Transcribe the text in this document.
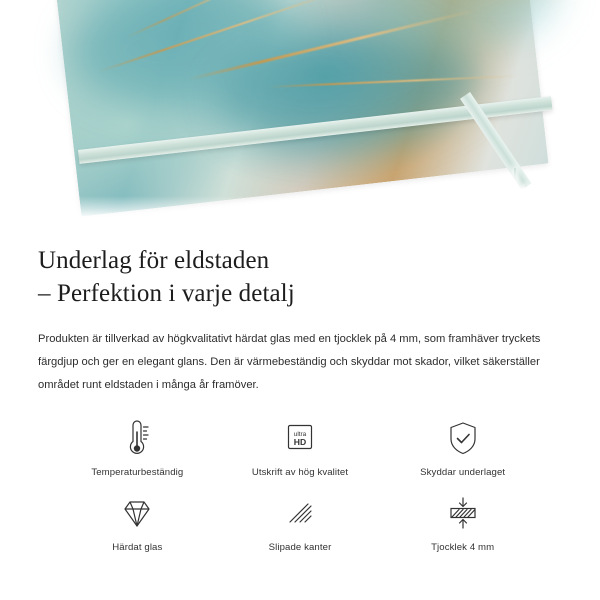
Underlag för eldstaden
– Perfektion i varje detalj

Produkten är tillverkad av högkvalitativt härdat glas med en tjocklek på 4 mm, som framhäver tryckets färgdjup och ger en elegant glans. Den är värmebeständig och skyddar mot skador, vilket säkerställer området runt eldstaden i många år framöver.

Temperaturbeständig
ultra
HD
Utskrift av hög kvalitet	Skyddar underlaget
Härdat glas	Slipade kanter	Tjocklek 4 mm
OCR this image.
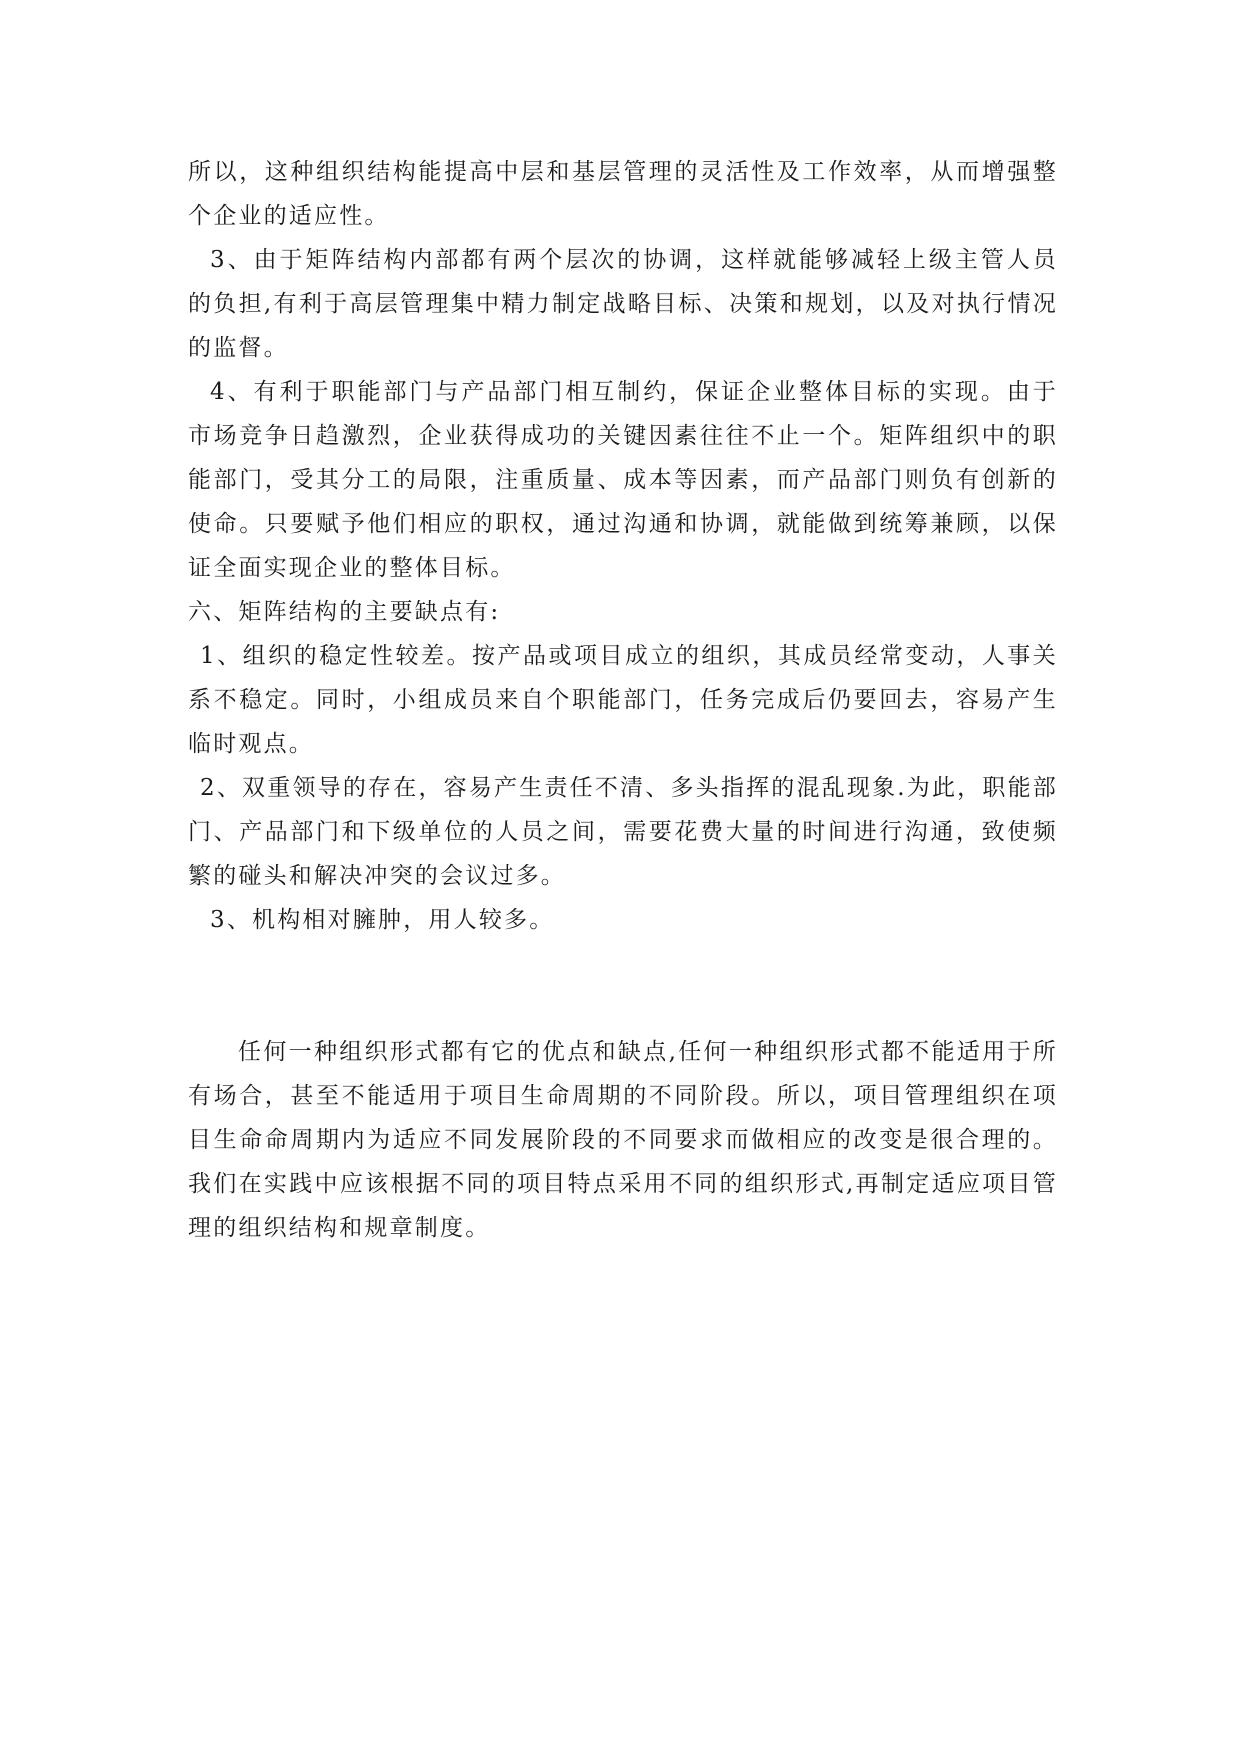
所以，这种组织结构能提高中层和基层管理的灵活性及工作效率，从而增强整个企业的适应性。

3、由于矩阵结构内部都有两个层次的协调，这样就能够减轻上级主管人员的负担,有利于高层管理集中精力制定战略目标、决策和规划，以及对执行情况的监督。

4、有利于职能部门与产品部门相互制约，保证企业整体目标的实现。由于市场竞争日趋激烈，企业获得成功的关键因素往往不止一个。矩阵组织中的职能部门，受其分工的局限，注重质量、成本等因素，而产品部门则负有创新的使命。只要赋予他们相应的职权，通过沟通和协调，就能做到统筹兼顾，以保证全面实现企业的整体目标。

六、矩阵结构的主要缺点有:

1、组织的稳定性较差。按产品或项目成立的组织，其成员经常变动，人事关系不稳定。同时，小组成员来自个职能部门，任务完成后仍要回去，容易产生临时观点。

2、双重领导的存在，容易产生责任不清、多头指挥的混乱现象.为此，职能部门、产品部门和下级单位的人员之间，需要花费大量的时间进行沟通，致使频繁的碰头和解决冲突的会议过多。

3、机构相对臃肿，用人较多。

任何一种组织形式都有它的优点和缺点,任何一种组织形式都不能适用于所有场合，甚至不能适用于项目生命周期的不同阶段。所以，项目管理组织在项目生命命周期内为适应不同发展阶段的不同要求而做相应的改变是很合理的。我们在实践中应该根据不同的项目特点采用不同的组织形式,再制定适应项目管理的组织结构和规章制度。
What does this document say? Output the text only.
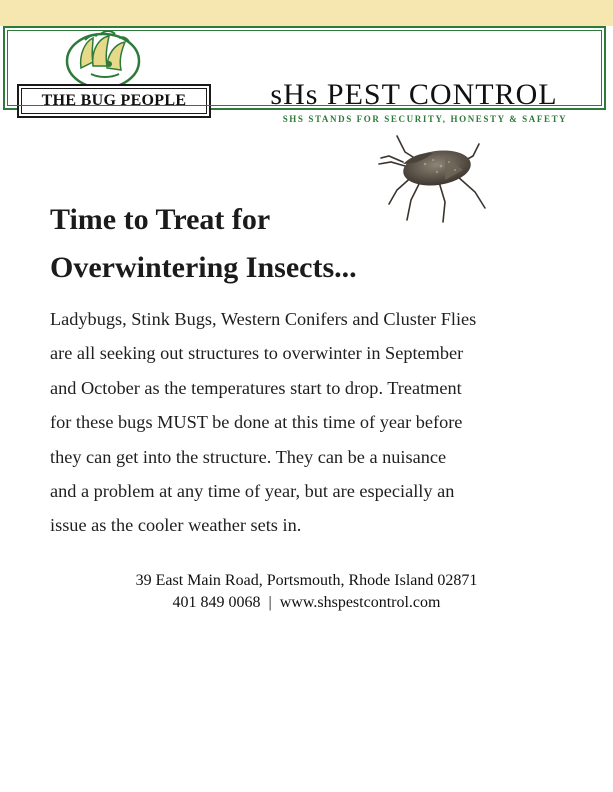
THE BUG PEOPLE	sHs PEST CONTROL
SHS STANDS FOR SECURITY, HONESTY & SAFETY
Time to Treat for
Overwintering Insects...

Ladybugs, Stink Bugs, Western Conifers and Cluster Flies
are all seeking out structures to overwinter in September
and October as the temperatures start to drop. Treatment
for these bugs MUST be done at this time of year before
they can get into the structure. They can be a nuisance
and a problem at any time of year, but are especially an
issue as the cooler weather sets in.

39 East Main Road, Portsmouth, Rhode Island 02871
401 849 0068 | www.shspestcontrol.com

TASK INSTRUCTIONS: The records above must be echoed exactly, minus their pictures.

RESULT OF THIS TASK:
Transcribe the text in this document.
Underlag för eldstaden
– Perfektion i varje detalj

Produkten är tillverkad av högkvalitativt härdat glas med en tjocklek på 4 mm, som framhäver tryckets färgdjup och ger en elegant glans. Den är värmebeständig och skyddar mot skador, vilket säkerställer området runt eldstaden i många år framöver.

Temperaturbeständig
ultra
HD
Utskrift av hög kvalitet	Skyddar underlaget
Härdat glas	Slipade kanter	Tjocklek 4 mm
OCR this image.
所以，这种组织结构能提高中层和基层管理的灵活性及工作效率，从而增强整个企业的适应性。

3、由于矩阵结构内部都有两个层次的协调，这样就能够减轻上级主管人员的负担,有利于高层管理集中精力制定战略目标、决策和规划，以及对执行情况的监督。

4、有利于职能部门与产品部门相互制约，保证企业整体目标的实现。由于市场竞争日趋激烈，企业获得成功的关键因素往往不止一个。矩阵组织中的职能部门，受其分工的局限，注重质量、成本等因素，而产品部门则负有创新的使命。只要赋予他们相应的职权，通过沟通和协调，就能做到统筹兼顾，以保证全面实现企业的整体目标。

六、矩阵结构的主要缺点有:

1、组织的稳定性较差。按产品或项目成立的组织，其成员经常变动，人事关系不稳定。同时，小组成员来自个职能部门，任务完成后仍要回去，容易产生临时观点。

2、双重领导的存在，容易产生责任不清、多头指挥的混乱现象.为此，职能部门、产品部门和下级单位的人员之间，需要花费大量的时间进行沟通，致使频繁的碰头和解决冲突的会议过多。

3、机构相对臃肿，用人较多。

任何一种组织形式都有它的优点和缺点,任何一种组织形式都不能适用于所有场合，甚至不能适用于项目生命周期的不同阶段。所以，项目管理组织在项目生命命周期内为适应不同发展阶段的不同要求而做相应的改变是很合理的。我们在实践中应该根据不同的项目特点采用不同的组织形式,再制定适应项目管理的组织结构和规章制度。
What does this document say? Output the text only.
THE BUG PEOPLE	sHs PEST CONTROL
SHS STANDS FOR SECURITY, HONESTY & SAFETY
Time to Treat for
Overwintering Insects...

Ladybugs, Stink Bugs, Western Conifers and Cluster Flies
are all seeking out structures to overwinter in September
and October as the temperatures start to drop. Treatment
for these bugs MUST be done at this time of year before
they can get into the structure. They can be a nuisance
and a problem at any time of year, but are especially an
issue as the cooler weather sets in.

39 East Main Road, Portsmouth, Rhode Island 02871
401 849 0068 | www.shspestcontrol.com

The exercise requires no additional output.